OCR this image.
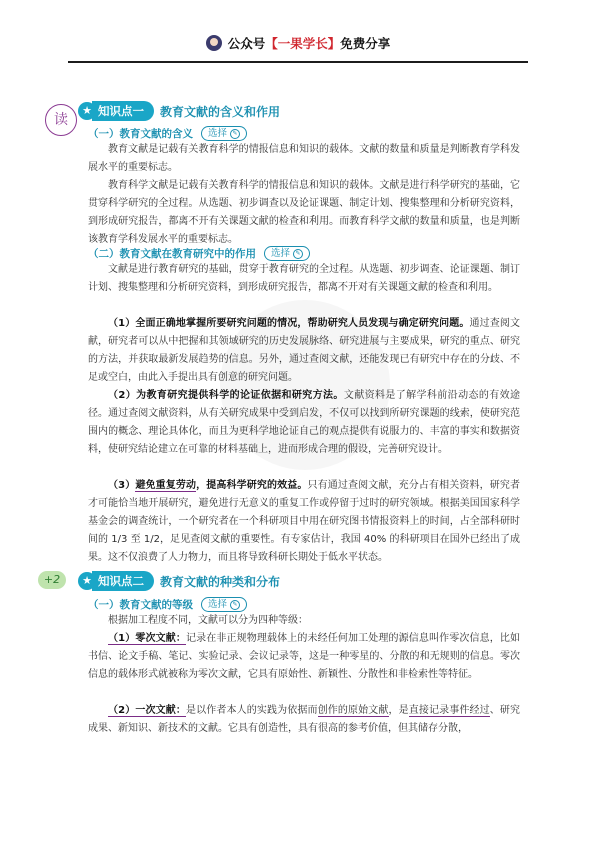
公众号【一果学长】免费分享
读
★ 知识点一	教育文献的含义和作用
（一）教育文献的含义 选择 ✎

教育文献是记载有关教育科学的情报信息和知识的载体。文献的数量和质量是判断教育学科发展水平的重要标志。

教育科学文献是记载有关教育科学的情报信息和知识的载体。文献是进行科学研究的基础，它贯穿科学研究的全过程。从选题、初步调查以及论证课题、制定计划、搜集整理和分析研究资料，到形成研究报告，都离不开有关课题文献的检查和利用。而教育科学文献的数量和质量，也是判断该教育学科发展水平的重要标志。

（二）教育文献在教育研究中的作用 选择 ✎

文献是进行教育研究的基础，贯穿于教育研究的全过程。从选题、初步调查、论证课题、制订计划、搜集整理和分析研究资料，到形成研究报告，都离不开对有关课题文献的检查和利用。

（1）全面正确地掌握所要研究问题的情况，帮助研究人员发现与确定研究问题。通过查阅文献，研究者可以从中把握和其领域研究的历史发展脉络、研究进展与主要成果，研究的重点、研究的方法，并获取最新发展趋势的信息。另外，通过查阅文献，还能发现已有研究中存在的分歧、不足或空白，由此入手提出具有创意的研究问题。

（2）为教育研究提供科学的论证依据和研究方法。文献资料是了解学科前沿动态的有效途径。通过查阅文献资料，从有关研究成果中受到启发，不仅可以找到所研究课题的线索，使研究范围内的概念、理论具体化，而且为更科学地论证自己的观点提供有说服力的、丰富的事实和数据资料，使研究结论建立在可靠的材料基础上，进而形成合理的假设，完善研究设计。

（3）避免重复劳动，提高科学研究的效益。只有通过查阅文献，充分占有相关资料，研究者才可能恰当地开展研究，避免进行无意义的重复工作或停留于过时的研究领域。根据美国国家科学基金会的调查统计，一个研究者在一个科研项目中用在研究图书情报资料上的时间，占全部科研时间的 1/3 至 1/2，足见查阅文献的重要性。有专家估计，我国 40% 的科研项目在国外已经出了成果。这不仅浪费了人力物力，而且将导致科研长期处于低水平状态。

+2	★ 知识点二	教育文献的种类和分布
（一）教育文献的等级 选择 ✎

根据加工程度不同，文献可以分为四种等级：

（1）零次文献：记录在非正规物理载体上的未经任何加工处理的源信息叫作零次信息，比如书信、论文手稿、笔记、实验记录、会议记录等，这是一种零星的、分散的和无规则的信息。零次信息的载体形式就被称为零次文献，它具有原始性、新颖性、分散性和非检索性等特征。

（2）一次文献：是以作者本人的实践为依据而创作的原始文献，是直接记录事件经过、研究成果、新知识、新技术的文献。它具有创造性，具有很高的参考价值，但其储存分散，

▶ **Task**
Using the listing above, pull out all lines that hold the word "搜集整理和分析研究资料".

▶ **Result of this task**
教育科学文献是记载有关教育科学的情报信息和知识的载体。文献是进行科学研究的基础，它贯穿科学研究的全过程。从选题、初步调查以及论证课题、制定计划、搜集整理和分析研究资料，到形成研究报告，都离不开有关课题文献的检查和利用。而教育科学文献的数量和质量，也是判断该教育学科发展水平的重要标志。
文献是进行教育研究的基础，贯穿于教育研究的全过程。从选题、初步调查、论证课题、制订计划、搜集整理和分析研究资料，到形成研究报告，都离不开对有关课题文献的检查和利用。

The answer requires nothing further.